Quoted passage:
=-=-=-=-=

Shift-left testing is the practice of moving testing activities earlier in the software development lifecycle — from post-development QA to during and before development.

Shift-left testing is the practice of moving testing activities earlier in the software development lifecycle — from post-development QA to during and before development. The principle: the earlier you find a bug, the cheaper it is to fix.

Shift-left techniques: TDD (write tests before code), Static analysis (catch bugs without running code — TypeScript, ESLint, SonarQube), Code review (human review before merge), Pre-commit hooks (run linting and unit tests before commit), CI pipeline (run tests on every push), and Security scanning (SAST/DAST in CI/CD).

Bug cost multiplier by phase: requirements (1x), design (5x), development (10x), testing (20x), production (100x). A bug caught in development costs 10% of what it costs in production.

Why It Matters

The cost of fixing a bug grows exponentially the later it's found. Shifting testing left catches bugs when they're cheapest to fix — in the developer's IDE, not in production at 2 AM.

Frequently Asked Questions

What is shift-left testing?

Moving testing activities earlier in development — from post-development QA to during/before development. Earlier detection = cheaper fixes. Uses TDD, static analysis, pre-commit hooks, and CI pipelines.

How much does a production bug cost vs a development bug?

Industry research shows approximately 100x: a bug that costs $100 to fix during development costs $10,000 to fix in production (incident response, hotfix, customer impact, reputation damage).

=-=-=-=-=

Saved data entries:
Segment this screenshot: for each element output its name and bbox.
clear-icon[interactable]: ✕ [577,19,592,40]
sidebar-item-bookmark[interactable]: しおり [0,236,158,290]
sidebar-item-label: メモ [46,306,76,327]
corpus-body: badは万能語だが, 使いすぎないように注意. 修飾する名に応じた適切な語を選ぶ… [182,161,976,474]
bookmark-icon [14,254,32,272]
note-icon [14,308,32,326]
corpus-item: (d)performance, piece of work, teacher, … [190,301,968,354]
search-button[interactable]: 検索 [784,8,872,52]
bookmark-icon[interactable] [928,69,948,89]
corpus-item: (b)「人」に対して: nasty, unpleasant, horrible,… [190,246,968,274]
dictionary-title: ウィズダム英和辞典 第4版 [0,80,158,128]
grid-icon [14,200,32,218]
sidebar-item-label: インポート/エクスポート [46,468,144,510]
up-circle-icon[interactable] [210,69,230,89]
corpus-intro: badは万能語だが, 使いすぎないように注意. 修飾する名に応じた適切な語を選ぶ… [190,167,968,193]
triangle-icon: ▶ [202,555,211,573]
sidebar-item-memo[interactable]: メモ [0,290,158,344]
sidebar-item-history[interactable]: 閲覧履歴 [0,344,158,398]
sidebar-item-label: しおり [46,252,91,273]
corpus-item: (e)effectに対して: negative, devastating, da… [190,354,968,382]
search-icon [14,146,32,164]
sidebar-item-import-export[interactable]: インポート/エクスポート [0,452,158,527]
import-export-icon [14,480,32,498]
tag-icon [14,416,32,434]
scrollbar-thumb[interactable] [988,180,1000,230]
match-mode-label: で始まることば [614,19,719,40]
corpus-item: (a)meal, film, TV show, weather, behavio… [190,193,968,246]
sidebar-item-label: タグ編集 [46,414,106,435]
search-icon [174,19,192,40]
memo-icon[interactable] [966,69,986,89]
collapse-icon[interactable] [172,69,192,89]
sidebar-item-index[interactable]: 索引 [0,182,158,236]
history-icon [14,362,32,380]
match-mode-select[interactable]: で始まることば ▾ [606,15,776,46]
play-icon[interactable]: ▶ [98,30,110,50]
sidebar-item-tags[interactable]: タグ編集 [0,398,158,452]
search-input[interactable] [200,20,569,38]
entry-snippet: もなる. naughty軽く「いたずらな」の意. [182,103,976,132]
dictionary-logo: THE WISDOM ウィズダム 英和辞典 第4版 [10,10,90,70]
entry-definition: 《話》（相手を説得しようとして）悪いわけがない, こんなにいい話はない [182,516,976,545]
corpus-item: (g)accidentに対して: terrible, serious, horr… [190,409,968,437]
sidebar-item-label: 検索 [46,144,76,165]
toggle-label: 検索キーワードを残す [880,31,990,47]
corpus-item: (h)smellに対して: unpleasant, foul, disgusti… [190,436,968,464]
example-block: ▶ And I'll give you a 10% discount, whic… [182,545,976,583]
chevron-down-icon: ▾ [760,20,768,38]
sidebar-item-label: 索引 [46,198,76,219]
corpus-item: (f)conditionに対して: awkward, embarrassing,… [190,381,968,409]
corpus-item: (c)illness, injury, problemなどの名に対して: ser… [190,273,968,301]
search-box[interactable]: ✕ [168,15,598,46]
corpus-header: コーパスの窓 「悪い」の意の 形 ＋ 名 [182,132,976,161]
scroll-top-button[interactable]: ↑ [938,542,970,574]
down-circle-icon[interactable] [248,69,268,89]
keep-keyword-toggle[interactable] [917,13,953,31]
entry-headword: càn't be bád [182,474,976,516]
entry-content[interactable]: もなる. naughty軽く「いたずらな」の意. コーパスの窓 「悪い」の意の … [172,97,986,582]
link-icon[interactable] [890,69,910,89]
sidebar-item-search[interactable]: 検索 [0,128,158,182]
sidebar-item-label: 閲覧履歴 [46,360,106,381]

=-=-=-=-=

Activities:
A – According to the shift-left testing passage, what is the bug cost multiplier for the design phase?
B – From the shift-left testing passage, retype the words starting with "Shift-left techniques: TDD" and going on through "costs in production.".

List of solutions:
A – 5x.

B –
Shift-left techniques: TDD (write tests before code), Static analysis (catch bugs without running code — TypeScript, ESLint, SonarQube), Code review (human review before merge), Pre-commit hooks (run linting and unit tests before commit), CI pipeline (run tests on every push), and Security scanning (SAST/DAST in CI/CD).

Bug cost multiplier by phase: requirements (1x), design (5x), development (10x), testing (20x), production (100x). A bug caught in development costs 10% of what it costs in production.